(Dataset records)

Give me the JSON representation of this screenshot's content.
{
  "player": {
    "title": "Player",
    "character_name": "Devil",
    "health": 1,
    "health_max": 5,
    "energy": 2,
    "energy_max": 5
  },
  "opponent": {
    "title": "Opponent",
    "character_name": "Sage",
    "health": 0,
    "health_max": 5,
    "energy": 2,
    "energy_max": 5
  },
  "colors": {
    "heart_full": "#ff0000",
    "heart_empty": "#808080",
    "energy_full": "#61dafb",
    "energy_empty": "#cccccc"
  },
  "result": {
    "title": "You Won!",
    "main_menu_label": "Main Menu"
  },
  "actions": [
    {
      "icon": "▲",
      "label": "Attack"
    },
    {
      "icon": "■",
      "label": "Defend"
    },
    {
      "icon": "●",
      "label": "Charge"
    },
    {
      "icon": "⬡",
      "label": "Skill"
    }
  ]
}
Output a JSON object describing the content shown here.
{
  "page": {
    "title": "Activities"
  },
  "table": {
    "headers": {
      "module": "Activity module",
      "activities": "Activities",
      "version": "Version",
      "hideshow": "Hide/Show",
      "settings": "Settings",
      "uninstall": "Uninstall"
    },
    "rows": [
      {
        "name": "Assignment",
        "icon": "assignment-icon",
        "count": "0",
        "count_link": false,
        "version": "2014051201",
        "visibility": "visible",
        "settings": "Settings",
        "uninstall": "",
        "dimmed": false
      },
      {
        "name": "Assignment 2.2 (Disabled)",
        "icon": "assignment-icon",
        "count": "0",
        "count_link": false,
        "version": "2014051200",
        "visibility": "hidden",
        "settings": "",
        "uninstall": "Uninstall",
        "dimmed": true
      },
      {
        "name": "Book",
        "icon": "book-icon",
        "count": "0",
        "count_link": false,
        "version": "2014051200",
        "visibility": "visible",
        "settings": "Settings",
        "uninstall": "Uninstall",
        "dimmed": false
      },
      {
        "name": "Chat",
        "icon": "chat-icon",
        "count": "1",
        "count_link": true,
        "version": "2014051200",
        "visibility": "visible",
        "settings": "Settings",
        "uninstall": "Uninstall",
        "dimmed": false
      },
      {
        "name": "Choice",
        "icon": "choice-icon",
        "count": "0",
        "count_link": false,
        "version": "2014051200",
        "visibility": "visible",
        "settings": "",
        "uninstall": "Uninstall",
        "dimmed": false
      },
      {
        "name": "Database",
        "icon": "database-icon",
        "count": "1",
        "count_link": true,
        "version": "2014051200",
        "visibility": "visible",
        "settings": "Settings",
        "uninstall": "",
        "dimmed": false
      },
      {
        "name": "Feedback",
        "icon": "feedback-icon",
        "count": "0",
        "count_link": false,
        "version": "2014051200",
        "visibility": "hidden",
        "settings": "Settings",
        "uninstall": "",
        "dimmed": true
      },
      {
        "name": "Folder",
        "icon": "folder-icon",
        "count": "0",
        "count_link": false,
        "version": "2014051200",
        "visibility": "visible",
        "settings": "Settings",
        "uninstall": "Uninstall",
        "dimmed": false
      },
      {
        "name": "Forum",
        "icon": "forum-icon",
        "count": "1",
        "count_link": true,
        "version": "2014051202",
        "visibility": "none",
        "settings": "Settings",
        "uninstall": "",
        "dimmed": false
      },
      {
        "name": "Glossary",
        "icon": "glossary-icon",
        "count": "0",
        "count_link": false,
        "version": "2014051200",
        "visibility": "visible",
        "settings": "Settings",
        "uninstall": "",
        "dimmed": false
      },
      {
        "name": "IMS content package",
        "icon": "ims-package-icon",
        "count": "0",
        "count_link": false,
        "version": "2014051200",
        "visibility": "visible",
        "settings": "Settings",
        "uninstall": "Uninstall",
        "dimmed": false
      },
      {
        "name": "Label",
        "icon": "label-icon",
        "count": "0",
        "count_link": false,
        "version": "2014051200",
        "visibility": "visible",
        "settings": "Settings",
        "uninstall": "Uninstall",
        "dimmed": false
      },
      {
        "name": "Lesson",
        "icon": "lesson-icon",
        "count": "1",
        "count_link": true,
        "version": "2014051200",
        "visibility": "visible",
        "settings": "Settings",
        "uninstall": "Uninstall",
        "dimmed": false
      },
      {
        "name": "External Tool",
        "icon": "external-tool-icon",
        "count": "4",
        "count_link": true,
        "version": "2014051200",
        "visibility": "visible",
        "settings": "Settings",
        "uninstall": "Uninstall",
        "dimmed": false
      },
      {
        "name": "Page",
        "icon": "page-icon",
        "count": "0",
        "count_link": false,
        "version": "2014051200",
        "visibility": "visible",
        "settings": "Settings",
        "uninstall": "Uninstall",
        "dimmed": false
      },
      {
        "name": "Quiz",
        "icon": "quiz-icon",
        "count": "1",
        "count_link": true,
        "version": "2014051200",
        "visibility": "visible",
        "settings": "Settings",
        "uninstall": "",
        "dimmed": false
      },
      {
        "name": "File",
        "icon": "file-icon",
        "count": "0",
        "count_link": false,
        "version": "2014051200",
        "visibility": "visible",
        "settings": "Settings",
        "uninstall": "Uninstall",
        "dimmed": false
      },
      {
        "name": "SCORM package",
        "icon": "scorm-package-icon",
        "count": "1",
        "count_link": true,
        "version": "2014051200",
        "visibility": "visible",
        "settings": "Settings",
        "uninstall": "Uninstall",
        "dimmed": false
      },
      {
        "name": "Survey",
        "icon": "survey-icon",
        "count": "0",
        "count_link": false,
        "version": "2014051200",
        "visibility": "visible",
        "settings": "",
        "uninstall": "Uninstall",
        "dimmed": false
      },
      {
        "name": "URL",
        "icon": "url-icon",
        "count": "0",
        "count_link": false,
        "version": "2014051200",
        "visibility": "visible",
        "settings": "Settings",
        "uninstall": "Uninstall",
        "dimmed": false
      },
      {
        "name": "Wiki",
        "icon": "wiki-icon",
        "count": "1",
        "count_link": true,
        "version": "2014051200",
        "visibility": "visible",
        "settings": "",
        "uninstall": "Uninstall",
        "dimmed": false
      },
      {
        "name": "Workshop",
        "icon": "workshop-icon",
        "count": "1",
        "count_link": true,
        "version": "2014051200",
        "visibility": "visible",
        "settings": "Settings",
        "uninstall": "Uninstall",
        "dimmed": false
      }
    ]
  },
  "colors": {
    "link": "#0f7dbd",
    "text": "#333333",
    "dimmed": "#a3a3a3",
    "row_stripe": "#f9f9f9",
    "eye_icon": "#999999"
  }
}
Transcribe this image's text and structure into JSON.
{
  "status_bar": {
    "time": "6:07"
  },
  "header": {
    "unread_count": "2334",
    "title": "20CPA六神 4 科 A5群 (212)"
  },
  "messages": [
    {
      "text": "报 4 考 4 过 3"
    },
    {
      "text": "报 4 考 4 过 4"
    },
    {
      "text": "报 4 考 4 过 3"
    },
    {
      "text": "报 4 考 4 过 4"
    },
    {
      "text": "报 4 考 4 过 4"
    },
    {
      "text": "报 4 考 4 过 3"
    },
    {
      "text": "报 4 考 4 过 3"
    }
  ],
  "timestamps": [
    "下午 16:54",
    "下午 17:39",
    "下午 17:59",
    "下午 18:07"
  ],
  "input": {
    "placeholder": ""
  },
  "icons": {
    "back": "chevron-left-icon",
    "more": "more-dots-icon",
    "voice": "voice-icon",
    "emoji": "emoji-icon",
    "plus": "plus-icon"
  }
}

_What is being asked_.
Reproduce the full listing exactly.

_Full output_.
Give me the JSON representation of this screenshot's content.
{
  "player": {
    "title": "Player",
    "character_name": "Devil",
    "health": 1,
    "health_max": 5,
    "energy": 2,
    "energy_max": 5
  },
  "opponent": {
    "title": "Opponent",
    "character_name": "Sage",
    "health": 0,
    "health_max": 5,
    "energy": 2,
    "energy_max": 5
  },
  "colors": {
    "heart_full": "#ff0000",
    "heart_empty": "#808080",
    "energy_full": "#61dafb",
    "energy_empty": "#cccccc"
  },
  "result": {
    "title": "You Won!",
    "main_menu_label": "Main Menu"
  },
  "actions": [
    {
      "icon": "▲",
      "label": "Attack"
    },
    {
      "icon": "■",
      "label": "Defend"
    },
    {
      "icon": "●",
      "label": "Charge"
    },
    {
      "icon": "⬡",
      "label": "Skill"
    }
  ]
}
Output a JSON object describing the content shown here.
{
  "page": {
    "title": "Activities"
  },
  "table": {
    "headers": {
      "module": "Activity module",
      "activities": "Activities",
      "version": "Version",
      "hideshow": "Hide/Show",
      "settings": "Settings",
      "uninstall": "Uninstall"
    },
    "rows": [
      {
        "name": "Assignment",
        "icon": "assignment-icon",
        "count": "0",
        "count_link": false,
        "version": "2014051201",
        "visibility": "visible",
        "settings": "Settings",
        "uninstall": "",
        "dimmed": false
      },
      {
        "name": "Assignment 2.2 (Disabled)",
        "icon": "assignment-icon",
        "count": "0",
        "count_link": false,
        "version": "2014051200",
        "visibility": "hidden",
        "settings": "",
        "uninstall": "Uninstall",
        "dimmed": true
      },
      {
        "name": "Book",
        "icon": "book-icon",
        "count": "0",
        "count_link": false,
        "version": "2014051200",
        "visibility": "visible",
        "settings": "Settings",
        "uninstall": "Uninstall",
        "dimmed": false
      },
      {
        "name": "Chat",
        "icon": "chat-icon",
        "count": "1",
        "count_link": true,
        "version": "2014051200",
        "visibility": "visible",
        "settings": "Settings",
        "uninstall": "Uninstall",
        "dimmed": false
      },
      {
        "name": "Choice",
        "icon": "choice-icon",
        "count": "0",
        "count_link": false,
        "version": "2014051200",
        "visibility": "visible",
        "settings": "",
        "uninstall": "Uninstall",
        "dimmed": false
      },
      {
        "name": "Database",
        "icon": "database-icon",
        "count": "1",
        "count_link": true,
        "version": "2014051200",
        "visibility": "visible",
        "settings": "Settings",
        "uninstall": "",
        "dimmed": false
      },
      {
        "name": "Feedback",
        "icon": "feedback-icon",
        "count": "0",
        "count_link": false,
        "version": "2014051200",
        "visibility": "hidden",
        "settings": "Settings",
        "uninstall": "",
        "dimmed": true
      },
      {
        "name": "Folder",
        "icon": "folder-icon",
        "count": "0",
        "count_link": false,
        "version": "2014051200",
        "visibility": "visible",
        "settings": "Settings",
        "uninstall": "Uninstall",
        "dimmed": false
      },
      {
        "name": "Forum",
        "icon": "forum-icon",
        "count": "1",
        "count_link": true,
        "version": "2014051202",
        "visibility": "none",
        "settings": "Settings",
        "uninstall": "",
        "dimmed": false
      },
      {
        "name": "Glossary",
        "icon": "glossary-icon",
        "count": "0",
        "count_link": false,
        "version": "2014051200",
        "visibility": "visible",
        "settings": "Settings",
        "uninstall": "",
        "dimmed": false
      },
      {
        "name": "IMS content package",
        "icon": "ims-package-icon",
        "count": "0",
        "count_link": false,
        "version": "2014051200",
        "visibility": "visible",
        "settings": "Settings",
        "uninstall": "Uninstall",
        "dimmed": false
      },
      {
        "name": "Label",
        "icon": "label-icon",
        "count": "0",
        "count_link": false,
        "version": "2014051200",
        "visibility": "visible",
        "settings": "Settings",
        "uninstall": "Uninstall",
        "dimmed": false
      },
      {
        "name": "Lesson",
        "icon": "lesson-icon",
        "count": "1",
        "count_link": true,
        "version": "2014051200",
        "visibility": "visible",
        "settings": "Settings",
        "uninstall": "Uninstall",
        "dimmed": false
      },
      {
        "name": "External Tool",
        "icon": "external-tool-icon",
        "count": "4",
        "count_link": true,
        "version": "2014051200",
        "visibility": "visible",
        "settings": "Settings",
        "uninstall": "Uninstall",
        "dimmed": false
      },
      {
        "name": "Page",
        "icon": "page-icon",
        "count": "0",
        "count_link": false,
        "version": "2014051200",
        "visibility": "visible",
        "settings": "Settings",
        "uninstall": "Uninstall",
        "dimmed": false
      },
      {
        "name": "Quiz",
        "icon": "quiz-icon",
        "count": "1",
        "count_link": true,
        "version": "2014051200",
        "visibility": "visible",
        "settings": "Settings",
        "uninstall": "",
        "dimmed": false
      },
      {
        "name": "File",
        "icon": "file-icon",
        "count": "0",
        "count_link": false,
        "version": "2014051200",
        "visibility": "visible",
        "settings": "Settings",
        "uninstall": "Uninstall",
        "dimmed": false
      },
      {
        "name": "SCORM package",
        "icon": "scorm-package-icon",
        "count": "1",
        "count_link": true,
        "version": "2014051200",
        "visibility": "visible",
        "settings": "Settings",
        "uninstall": "Uninstall",
        "dimmed": false
      },
      {
        "name": "Survey",
        "icon": "survey-icon",
        "count": "0",
        "count_link": false,
        "version": "2014051200",
        "visibility": "visible",
        "settings": "",
        "uninstall": "Uninstall",
        "dimmed": false
      },
      {
        "name": "URL",
        "icon": "url-icon",
        "count": "0",
        "count_link": false,
        "version": "2014051200",
        "visibility": "visible",
        "settings": "Settings",
        "uninstall": "Uninstall",
        "dimmed": false
      },
      {
        "name": "Wiki",
        "icon": "wiki-icon",
        "count": "1",
        "count_link": true,
        "version": "2014051200",
        "visibility": "visible",
        "settings": "",
        "uninstall": "Uninstall",
        "dimmed": false
      },
      {
        "name": "Workshop",
        "icon": "workshop-icon",
        "count": "1",
        "count_link": true,
        "version": "2014051200",
        "visibility": "visible",
        "settings": "Settings",
        "uninstall": "Uninstall",
        "dimmed": false
      }
    ]
  },
  "colors": {
    "link": "#0f7dbd",
    "text": "#333333",
    "dimmed": "#a3a3a3",
    "row_stripe": "#f9f9f9",
    "eye_icon": "#999999"
  }
}
Transcribe this image's text and structure into JSON.
{
  "status_bar": {
    "time": "6:07"
  },
  "header": {
    "unread_count": "2334",
    "title": "20CPA六神 4 科 A5群 (212)"
  },
  "messages": [
    {
      "text": "报 4 考 4 过 3"
    },
    {
      "text": "报 4 考 4 过 4"
    },
    {
      "text": "报 4 考 4 过 3"
    },
    {
      "text": "报 4 考 4 过 4"
    },
    {
      "text": "报 4 考 4 过 4"
    },
    {
      "text": "报 4 考 4 过 3"
    },
    {
      "text": "报 4 考 4 过 3"
    }
  ],
  "timestamps": [
    "下午 16:54",
    "下午 17:39",
    "下午 17:59",
    "下午 18:07"
  ],
  "input": {
    "placeholder": ""
  },
  "icons": {
    "back": "chevron-left-icon",
    "more": "more-dots-icon",
    "voice": "voice-icon",
    "emoji": "emoji-icon",
    "plus": "plus-icon"
  }
}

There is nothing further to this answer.